Repeat the material below word for word and leave out all pictures.

━━━ DATA SUPPLIED

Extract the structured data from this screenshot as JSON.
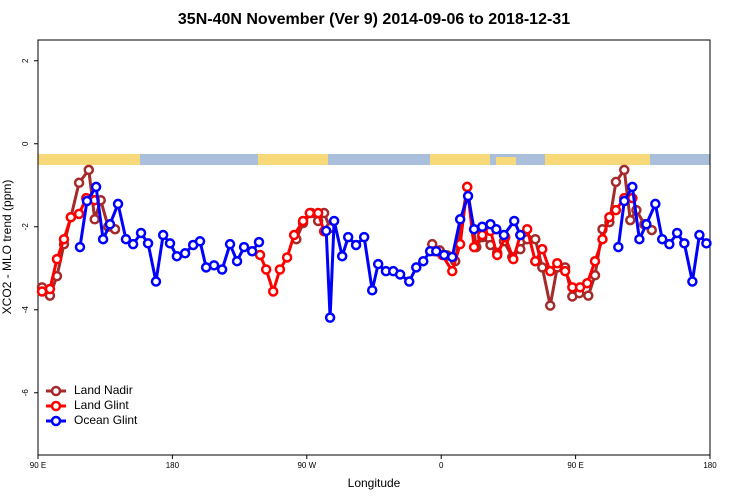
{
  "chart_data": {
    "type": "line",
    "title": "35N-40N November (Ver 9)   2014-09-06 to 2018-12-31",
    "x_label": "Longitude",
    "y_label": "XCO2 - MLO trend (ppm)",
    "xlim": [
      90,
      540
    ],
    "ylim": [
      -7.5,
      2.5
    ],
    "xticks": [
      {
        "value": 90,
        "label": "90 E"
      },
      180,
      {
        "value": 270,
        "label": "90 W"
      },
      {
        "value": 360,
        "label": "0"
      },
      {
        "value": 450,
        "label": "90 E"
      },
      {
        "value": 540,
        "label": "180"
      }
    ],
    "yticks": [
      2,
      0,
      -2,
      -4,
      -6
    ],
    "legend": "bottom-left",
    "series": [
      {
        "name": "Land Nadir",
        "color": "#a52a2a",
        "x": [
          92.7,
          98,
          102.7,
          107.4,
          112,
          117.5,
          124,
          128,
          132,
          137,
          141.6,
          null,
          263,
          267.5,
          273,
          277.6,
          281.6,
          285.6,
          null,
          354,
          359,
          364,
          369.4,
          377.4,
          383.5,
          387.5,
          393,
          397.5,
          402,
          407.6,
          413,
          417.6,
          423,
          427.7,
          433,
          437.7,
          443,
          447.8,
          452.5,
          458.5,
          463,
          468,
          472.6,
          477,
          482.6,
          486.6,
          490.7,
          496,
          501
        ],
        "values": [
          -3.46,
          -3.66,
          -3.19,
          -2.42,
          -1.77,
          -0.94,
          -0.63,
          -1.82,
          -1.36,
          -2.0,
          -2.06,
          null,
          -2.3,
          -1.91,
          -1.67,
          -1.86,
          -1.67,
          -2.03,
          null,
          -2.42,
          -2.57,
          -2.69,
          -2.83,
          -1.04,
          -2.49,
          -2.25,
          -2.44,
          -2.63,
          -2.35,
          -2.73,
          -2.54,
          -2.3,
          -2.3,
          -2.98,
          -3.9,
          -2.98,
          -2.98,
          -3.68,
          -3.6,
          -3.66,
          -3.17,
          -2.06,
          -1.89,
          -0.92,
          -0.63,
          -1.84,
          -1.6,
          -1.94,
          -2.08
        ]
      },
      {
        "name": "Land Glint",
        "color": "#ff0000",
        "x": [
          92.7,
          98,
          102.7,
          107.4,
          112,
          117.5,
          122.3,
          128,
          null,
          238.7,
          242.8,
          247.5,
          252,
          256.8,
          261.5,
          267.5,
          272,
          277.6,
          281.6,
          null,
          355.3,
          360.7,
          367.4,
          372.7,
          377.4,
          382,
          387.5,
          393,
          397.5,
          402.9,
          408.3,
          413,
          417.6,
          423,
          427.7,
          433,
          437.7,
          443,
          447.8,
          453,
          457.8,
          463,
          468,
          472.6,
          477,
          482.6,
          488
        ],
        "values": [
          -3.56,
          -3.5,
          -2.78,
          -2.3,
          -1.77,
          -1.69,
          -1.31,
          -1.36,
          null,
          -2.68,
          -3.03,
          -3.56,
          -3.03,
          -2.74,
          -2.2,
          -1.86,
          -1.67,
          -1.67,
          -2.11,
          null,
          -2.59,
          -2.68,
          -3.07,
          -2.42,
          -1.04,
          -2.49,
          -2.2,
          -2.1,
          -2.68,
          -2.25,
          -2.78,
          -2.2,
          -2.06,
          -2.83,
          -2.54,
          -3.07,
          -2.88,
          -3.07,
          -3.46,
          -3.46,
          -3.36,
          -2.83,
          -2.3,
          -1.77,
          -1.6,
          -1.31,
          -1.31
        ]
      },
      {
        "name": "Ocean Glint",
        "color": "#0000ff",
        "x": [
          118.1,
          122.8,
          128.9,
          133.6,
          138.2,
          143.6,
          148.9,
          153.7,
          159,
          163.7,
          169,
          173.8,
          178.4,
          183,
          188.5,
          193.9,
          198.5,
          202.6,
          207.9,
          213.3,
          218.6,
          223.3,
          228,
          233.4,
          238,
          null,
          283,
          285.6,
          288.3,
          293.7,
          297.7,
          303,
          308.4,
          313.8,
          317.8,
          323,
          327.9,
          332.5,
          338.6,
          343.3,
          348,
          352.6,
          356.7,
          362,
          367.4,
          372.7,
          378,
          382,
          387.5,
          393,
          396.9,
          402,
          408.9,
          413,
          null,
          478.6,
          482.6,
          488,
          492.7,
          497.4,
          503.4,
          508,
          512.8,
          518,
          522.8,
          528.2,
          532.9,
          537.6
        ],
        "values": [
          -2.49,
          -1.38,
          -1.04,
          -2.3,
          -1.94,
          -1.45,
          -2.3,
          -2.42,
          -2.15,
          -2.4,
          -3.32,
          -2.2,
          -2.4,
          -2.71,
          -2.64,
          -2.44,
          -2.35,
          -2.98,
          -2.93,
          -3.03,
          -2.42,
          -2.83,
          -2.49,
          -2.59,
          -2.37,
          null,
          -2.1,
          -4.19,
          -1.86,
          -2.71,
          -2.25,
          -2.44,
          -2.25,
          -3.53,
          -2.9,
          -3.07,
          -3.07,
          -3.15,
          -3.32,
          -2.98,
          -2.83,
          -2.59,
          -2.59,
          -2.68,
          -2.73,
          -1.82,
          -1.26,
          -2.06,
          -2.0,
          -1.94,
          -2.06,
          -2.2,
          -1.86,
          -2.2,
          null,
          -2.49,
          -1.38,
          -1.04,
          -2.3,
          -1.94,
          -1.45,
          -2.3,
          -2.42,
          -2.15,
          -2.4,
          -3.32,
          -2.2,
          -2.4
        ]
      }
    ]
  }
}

━━━━━━

EXERCISE OUTPUT:
Extract the structured data from this screenshot as JSON.
{
  "chart_data": {
    "type": "line",
    "title": "35N-40N November (Ver 9)   2014-09-06 to 2018-12-31",
    "x_label": "Longitude",
    "y_label": "XCO2 - MLO trend (ppm)",
    "xlim": [
      90,
      540
    ],
    "ylim": [
      -7.5,
      2.5
    ],
    "xticks": [
      {
        "value": 90,
        "label": "90 E"
      },
      180,
      {
        "value": 270,
        "label": "90 W"
      },
      {
        "value": 360,
        "label": "0"
      },
      {
        "value": 450,
        "label": "90 E"
      },
      {
        "value": 540,
        "label": "180"
      }
    ],
    "yticks": [
      2,
      0,
      -2,
      -4,
      -6
    ],
    "legend": "bottom-left",
    "series": [
      {
        "name": "Land Nadir",
        "color": "#a52a2a",
        "x": [
          92.7,
          98,
          102.7,
          107.4,
          112,
          117.5,
          124,
          128,
          132,
          137,
          141.6,
          null,
          263,
          267.5,
          273,
          277.6,
          281.6,
          285.6,
          null,
          354,
          359,
          364,
          369.4,
          377.4,
          383.5,
          387.5,
          393,
          397.5,
          402,
          407.6,
          413,
          417.6,
          423,
          427.7,
          433,
          437.7,
          443,
          447.8,
          452.5,
          458.5,
          463,
          468,
          472.6,
          477,
          482.6,
          486.6,
          490.7,
          496,
          501
        ],
        "values": [
          -3.46,
          -3.66,
          -3.19,
          -2.42,
          -1.77,
          -0.94,
          -0.63,
          -1.82,
          -1.36,
          -2.0,
          -2.06,
          null,
          -2.3,
          -1.91,
          -1.67,
          -1.86,
          -1.67,
          -2.03,
          null,
          -2.42,
          -2.57,
          -2.69,
          -2.83,
          -1.04,
          -2.49,
          -2.25,
          -2.44,
          -2.63,
          -2.35,
          -2.73,
          -2.54,
          -2.3,
          -2.3,
          -2.98,
          -3.9,
          -2.98,
          -2.98,
          -3.68,
          -3.6,
          -3.66,
          -3.17,
          -2.06,
          -1.89,
          -0.92,
          -0.63,
          -1.84,
          -1.6,
          -1.94,
          -2.08
        ]
      },
      {
        "name": "Land Glint",
        "color": "#ff0000",
        "x": [
          92.7,
          98,
          102.7,
          107.4,
          112,
          117.5,
          122.3,
          128,
          null,
          238.7,
          242.8,
          247.5,
          252,
          256.8,
          261.5,
          267.5,
          272,
          277.6,
          281.6,
          null,
          355.3,
          360.7,
          367.4,
          372.7,
          377.4,
          382,
          387.5,
          393,
          397.5,
          402.9,
          408.3,
          413,
          417.6,
          423,
          427.7,
          433,
          437.7,
          443,
          447.8,
          453,
          457.8,
          463,
          468,
          472.6,
          477,
          482.6,
          488
        ],
        "values": [
          -3.56,
          -3.5,
          -2.78,
          -2.3,
          -1.77,
          -1.69,
          -1.31,
          -1.36,
          null,
          -2.68,
          -3.03,
          -3.56,
          -3.03,
          -2.74,
          -2.2,
          -1.86,
          -1.67,
          -1.67,
          -2.11,
          null,
          -2.59,
          -2.68,
          -3.07,
          -2.42,
          -1.04,
          -2.49,
          -2.2,
          -2.1,
          -2.68,
          -2.25,
          -2.78,
          -2.2,
          -2.06,
          -2.83,
          -2.54,
          -3.07,
          -2.88,
          -3.07,
          -3.46,
          -3.46,
          -3.36,
          -2.83,
          -2.3,
          -1.77,
          -1.6,
          -1.31,
          -1.31
        ]
      },
      {
        "name": "Ocean Glint",
        "color": "#0000ff",
        "x": [
          118.1,
          122.8,
          128.9,
          133.6,
          138.2,
          143.6,
          148.9,
          153.7,
          159,
          163.7,
          169,
          173.8,
          178.4,
          183,
          188.5,
          193.9,
          198.5,
          202.6,
          207.9,
          213.3,
          218.6,
          223.3,
          228,
          233.4,
          238,
          null,
          283,
          285.6,
          288.3,
          293.7,
          297.7,
          303,
          308.4,
          313.8,
          317.8,
          323,
          327.9,
          332.5,
          338.6,
          343.3,
          348,
          352.6,
          356.7,
          362,
          367.4,
          372.7,
          378,
          382,
          387.5,
          393,
          396.9,
          402,
          408.9,
          413,
          null,
          478.6,
          482.6,
          488,
          492.7,
          497.4,
          503.4,
          508,
          512.8,
          518,
          522.8,
          528.2,
          532.9,
          537.6
        ],
        "values": [
          -2.49,
          -1.38,
          -1.04,
          -2.3,
          -1.94,
          -1.45,
          -2.3,
          -2.42,
          -2.15,
          -2.4,
          -3.32,
          -2.2,
          -2.4,
          -2.71,
          -2.64,
          -2.44,
          -2.35,
          -2.98,
          -2.93,
          -3.03,
          -2.42,
          -2.83,
          -2.49,
          -2.59,
          -2.37,
          null,
          -2.1,
          -4.19,
          -1.86,
          -2.71,
          -2.25,
          -2.44,
          -2.25,
          -3.53,
          -2.9,
          -3.07,
          -3.07,
          -3.15,
          -3.32,
          -2.98,
          -2.83,
          -2.59,
          -2.59,
          -2.68,
          -2.73,
          -1.82,
          -1.26,
          -2.06,
          -2.0,
          -1.94,
          -2.06,
          -2.2,
          -1.86,
          -2.2,
          null,
          -2.49,
          -1.38,
          -1.04,
          -2.3,
          -1.94,
          -1.45,
          -2.3,
          -2.42,
          -2.15,
          -2.4,
          -3.32,
          -2.2,
          -2.4
        ]
      }
    ]
  }
}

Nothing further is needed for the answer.